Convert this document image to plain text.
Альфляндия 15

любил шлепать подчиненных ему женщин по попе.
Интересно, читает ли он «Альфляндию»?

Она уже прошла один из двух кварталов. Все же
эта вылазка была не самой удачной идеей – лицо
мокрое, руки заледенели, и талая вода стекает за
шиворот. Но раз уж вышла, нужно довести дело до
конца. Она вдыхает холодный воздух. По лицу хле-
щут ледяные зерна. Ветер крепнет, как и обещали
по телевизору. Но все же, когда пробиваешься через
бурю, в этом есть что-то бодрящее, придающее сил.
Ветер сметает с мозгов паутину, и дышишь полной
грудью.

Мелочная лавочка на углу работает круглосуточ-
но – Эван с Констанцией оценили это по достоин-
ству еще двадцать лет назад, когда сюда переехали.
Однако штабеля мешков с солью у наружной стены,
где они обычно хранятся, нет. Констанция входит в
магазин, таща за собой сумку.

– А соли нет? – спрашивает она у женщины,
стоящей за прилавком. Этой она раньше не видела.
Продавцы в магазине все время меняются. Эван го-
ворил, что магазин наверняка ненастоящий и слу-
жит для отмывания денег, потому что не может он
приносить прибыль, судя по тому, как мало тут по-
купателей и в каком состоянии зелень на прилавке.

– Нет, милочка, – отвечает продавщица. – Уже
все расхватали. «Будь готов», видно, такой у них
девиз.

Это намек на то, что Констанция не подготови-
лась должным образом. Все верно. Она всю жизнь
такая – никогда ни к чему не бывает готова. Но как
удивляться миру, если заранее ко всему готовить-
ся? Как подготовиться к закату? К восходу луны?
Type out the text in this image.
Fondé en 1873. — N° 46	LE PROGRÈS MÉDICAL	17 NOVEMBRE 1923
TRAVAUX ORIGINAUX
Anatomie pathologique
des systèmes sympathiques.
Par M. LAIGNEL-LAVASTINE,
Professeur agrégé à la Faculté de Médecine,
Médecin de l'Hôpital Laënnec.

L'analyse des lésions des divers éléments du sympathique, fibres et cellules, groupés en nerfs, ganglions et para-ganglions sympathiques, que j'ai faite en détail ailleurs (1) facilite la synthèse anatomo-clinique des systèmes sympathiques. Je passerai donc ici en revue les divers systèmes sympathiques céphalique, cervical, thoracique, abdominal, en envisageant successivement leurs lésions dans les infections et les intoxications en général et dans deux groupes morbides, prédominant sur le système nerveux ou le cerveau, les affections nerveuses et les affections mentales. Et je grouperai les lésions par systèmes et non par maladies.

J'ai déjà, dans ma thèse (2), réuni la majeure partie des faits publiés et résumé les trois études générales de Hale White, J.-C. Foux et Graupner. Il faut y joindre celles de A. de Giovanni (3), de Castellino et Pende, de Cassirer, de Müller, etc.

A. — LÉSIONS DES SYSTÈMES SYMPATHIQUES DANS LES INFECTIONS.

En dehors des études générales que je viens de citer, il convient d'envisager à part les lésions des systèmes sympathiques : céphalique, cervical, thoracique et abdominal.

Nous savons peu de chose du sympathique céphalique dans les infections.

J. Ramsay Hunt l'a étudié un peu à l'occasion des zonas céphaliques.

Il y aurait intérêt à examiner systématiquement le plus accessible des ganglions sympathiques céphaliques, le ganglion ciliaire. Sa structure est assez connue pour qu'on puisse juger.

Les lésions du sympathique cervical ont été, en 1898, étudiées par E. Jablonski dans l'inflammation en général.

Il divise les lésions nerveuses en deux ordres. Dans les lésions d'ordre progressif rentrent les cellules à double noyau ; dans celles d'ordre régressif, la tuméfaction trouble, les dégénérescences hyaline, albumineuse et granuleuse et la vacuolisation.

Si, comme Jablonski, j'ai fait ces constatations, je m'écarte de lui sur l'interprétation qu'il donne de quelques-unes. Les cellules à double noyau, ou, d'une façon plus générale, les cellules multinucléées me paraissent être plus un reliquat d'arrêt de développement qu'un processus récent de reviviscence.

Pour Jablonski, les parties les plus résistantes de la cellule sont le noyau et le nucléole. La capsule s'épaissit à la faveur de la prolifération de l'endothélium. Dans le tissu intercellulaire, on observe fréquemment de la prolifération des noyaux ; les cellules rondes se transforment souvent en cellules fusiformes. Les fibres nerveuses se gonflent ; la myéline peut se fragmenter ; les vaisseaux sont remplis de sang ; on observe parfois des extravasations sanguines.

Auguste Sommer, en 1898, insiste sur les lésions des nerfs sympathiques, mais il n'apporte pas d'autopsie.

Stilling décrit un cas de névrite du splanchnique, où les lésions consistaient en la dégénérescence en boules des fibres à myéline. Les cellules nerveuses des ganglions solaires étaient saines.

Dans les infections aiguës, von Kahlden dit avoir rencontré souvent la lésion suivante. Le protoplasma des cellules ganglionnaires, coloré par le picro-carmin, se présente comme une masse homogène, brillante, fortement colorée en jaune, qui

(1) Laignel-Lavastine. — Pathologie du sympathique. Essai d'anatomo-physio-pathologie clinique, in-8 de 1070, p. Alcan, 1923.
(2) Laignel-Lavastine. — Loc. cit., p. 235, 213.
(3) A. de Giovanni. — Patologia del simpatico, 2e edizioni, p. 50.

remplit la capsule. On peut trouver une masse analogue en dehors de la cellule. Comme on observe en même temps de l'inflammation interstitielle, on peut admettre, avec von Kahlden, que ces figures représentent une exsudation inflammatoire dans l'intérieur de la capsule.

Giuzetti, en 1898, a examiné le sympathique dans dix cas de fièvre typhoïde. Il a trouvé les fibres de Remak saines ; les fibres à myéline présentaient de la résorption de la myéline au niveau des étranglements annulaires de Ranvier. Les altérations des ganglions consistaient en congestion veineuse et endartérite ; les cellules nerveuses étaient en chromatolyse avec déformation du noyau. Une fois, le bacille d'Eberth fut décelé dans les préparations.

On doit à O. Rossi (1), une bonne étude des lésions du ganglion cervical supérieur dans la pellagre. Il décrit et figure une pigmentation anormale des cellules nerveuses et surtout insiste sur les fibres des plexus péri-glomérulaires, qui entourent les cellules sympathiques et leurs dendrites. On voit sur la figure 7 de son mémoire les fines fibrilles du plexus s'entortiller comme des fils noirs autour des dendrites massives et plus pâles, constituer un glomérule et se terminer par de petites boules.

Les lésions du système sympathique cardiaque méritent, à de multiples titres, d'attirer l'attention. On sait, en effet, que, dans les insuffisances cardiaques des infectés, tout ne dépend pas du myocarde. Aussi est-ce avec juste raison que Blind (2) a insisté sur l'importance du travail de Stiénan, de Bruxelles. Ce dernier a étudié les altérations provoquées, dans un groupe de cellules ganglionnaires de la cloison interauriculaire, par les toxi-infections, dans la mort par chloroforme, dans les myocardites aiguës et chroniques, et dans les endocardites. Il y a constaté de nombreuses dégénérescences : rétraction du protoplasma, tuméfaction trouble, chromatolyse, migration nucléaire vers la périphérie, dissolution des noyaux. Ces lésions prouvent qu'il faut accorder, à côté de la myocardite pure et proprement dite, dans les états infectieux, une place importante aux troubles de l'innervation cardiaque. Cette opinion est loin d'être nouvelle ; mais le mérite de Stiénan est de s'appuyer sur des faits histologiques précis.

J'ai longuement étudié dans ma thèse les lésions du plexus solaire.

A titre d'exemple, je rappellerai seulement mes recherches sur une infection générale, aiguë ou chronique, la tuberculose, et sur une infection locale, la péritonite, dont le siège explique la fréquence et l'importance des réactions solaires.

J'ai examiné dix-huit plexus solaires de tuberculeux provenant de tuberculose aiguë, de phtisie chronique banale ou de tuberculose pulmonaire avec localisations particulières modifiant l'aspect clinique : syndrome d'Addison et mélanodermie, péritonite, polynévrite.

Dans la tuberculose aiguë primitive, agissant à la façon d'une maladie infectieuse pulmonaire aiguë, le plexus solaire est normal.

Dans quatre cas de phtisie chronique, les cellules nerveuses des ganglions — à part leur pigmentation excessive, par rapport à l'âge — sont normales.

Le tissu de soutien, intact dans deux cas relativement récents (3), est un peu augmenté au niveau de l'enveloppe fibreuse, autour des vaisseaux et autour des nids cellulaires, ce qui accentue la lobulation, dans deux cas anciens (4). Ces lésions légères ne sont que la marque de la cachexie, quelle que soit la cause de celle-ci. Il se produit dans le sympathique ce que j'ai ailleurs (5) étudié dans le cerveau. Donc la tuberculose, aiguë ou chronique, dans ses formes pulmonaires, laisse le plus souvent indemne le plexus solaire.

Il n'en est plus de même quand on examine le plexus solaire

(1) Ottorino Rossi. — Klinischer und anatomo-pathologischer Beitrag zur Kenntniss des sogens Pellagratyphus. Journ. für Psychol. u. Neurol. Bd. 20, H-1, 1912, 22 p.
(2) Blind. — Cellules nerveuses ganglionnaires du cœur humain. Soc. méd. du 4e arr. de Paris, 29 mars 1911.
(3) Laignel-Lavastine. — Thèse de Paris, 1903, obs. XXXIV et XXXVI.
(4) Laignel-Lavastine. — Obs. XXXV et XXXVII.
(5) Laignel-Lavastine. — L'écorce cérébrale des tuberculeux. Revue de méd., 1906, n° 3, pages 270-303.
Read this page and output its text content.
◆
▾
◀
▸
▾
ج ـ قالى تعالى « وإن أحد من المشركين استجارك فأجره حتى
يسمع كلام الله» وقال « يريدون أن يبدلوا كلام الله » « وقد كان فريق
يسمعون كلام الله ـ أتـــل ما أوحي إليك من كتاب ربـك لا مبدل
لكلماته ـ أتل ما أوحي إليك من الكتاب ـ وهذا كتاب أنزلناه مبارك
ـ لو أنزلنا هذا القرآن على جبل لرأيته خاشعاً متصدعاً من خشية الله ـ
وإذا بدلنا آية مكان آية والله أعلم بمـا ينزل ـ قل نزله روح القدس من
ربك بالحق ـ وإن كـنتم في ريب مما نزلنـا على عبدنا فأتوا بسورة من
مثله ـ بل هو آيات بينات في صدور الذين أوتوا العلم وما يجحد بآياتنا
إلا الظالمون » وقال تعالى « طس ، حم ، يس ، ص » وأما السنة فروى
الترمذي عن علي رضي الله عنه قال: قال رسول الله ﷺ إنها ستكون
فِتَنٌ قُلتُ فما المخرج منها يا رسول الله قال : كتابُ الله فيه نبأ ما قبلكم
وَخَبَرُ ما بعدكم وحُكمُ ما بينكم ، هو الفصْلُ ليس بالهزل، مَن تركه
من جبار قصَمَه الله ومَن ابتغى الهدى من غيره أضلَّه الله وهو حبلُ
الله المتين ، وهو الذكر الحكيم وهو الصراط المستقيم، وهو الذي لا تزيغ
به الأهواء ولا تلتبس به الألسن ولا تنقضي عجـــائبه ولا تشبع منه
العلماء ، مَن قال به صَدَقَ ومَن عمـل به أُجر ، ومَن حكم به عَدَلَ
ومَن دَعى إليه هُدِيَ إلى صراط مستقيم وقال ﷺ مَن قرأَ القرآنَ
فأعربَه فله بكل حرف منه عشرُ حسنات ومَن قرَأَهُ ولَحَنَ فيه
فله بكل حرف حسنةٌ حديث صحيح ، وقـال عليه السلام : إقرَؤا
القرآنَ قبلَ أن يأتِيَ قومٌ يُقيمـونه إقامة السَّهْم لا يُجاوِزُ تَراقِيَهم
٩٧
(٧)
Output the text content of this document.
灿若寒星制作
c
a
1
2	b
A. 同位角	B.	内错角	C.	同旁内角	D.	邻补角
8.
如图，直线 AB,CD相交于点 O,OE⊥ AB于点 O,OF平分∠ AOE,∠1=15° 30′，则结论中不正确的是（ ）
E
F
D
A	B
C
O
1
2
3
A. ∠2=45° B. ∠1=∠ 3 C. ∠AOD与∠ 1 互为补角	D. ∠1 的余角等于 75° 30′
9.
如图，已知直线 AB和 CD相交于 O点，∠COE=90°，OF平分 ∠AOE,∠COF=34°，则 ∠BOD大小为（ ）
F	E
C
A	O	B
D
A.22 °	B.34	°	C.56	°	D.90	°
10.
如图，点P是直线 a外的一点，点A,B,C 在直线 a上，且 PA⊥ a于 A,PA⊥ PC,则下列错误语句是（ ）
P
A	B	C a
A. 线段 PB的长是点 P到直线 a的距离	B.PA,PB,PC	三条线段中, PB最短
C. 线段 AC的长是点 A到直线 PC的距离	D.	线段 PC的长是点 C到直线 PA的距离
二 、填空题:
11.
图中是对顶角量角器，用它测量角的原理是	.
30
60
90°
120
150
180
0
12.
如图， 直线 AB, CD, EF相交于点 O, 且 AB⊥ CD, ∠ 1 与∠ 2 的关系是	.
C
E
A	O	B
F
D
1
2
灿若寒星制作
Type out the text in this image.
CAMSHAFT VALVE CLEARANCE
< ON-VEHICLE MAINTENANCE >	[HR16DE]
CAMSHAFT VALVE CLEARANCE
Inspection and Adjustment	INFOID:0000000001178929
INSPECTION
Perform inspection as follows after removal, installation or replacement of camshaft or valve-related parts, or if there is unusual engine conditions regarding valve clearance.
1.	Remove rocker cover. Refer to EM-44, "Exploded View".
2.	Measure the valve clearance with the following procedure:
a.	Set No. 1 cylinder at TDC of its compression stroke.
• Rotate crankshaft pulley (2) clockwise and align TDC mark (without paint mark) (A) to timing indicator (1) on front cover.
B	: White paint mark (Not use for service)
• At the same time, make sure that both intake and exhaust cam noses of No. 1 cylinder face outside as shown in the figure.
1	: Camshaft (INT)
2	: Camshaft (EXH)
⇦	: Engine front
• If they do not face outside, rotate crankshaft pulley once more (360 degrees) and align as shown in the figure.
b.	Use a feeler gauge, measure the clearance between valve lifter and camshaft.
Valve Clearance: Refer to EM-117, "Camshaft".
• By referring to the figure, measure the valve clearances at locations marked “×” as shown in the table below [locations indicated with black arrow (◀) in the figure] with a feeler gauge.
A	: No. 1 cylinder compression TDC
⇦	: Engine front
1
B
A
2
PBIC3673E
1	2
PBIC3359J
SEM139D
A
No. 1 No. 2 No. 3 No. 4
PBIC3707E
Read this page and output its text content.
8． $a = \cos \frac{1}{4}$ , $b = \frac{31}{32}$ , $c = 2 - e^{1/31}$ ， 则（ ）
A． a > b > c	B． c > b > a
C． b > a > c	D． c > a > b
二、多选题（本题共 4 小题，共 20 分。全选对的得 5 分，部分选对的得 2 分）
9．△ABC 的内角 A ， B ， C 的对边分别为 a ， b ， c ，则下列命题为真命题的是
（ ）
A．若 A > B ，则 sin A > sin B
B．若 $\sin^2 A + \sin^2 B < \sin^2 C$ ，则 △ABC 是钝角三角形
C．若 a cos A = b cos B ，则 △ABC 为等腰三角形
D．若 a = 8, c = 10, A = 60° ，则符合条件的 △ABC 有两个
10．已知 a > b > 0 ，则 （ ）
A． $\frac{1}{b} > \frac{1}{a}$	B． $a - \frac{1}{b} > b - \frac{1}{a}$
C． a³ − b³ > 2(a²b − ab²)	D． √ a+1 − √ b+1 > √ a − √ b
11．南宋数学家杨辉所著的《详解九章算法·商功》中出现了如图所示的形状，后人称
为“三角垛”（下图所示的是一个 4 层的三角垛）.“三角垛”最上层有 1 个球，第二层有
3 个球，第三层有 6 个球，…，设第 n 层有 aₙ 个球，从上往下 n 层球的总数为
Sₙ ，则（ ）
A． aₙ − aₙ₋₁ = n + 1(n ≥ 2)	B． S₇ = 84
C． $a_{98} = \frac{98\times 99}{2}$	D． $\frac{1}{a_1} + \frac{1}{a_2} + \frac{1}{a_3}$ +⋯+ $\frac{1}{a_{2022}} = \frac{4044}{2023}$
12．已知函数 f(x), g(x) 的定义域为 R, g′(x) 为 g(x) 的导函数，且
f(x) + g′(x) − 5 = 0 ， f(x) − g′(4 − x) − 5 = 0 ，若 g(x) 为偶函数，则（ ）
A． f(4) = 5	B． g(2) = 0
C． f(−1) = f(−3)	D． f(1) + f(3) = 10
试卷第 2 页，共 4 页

• What is being asked: Pull out each line of the records holding the string "frac".

• Answer to the task:
8． $a = \cos \frac{1}{4}$ , $b = \frac{31}{32}$ , $c = 2 - e^{1/31}$ ， 则（ ）
A． $\frac{1}{b} > \frac{1}{a}$	B． $a - \frac{1}{b} > b - \frac{1}{a}$
C． $a_{98} = \frac{98\times 99}{2}$	D． $\frac{1}{a_1} + \frac{1}{a_2} + \frac{1}{a_3}$ +⋯+ $\frac{1}{a_{2022}} = \frac{4044}{2023}$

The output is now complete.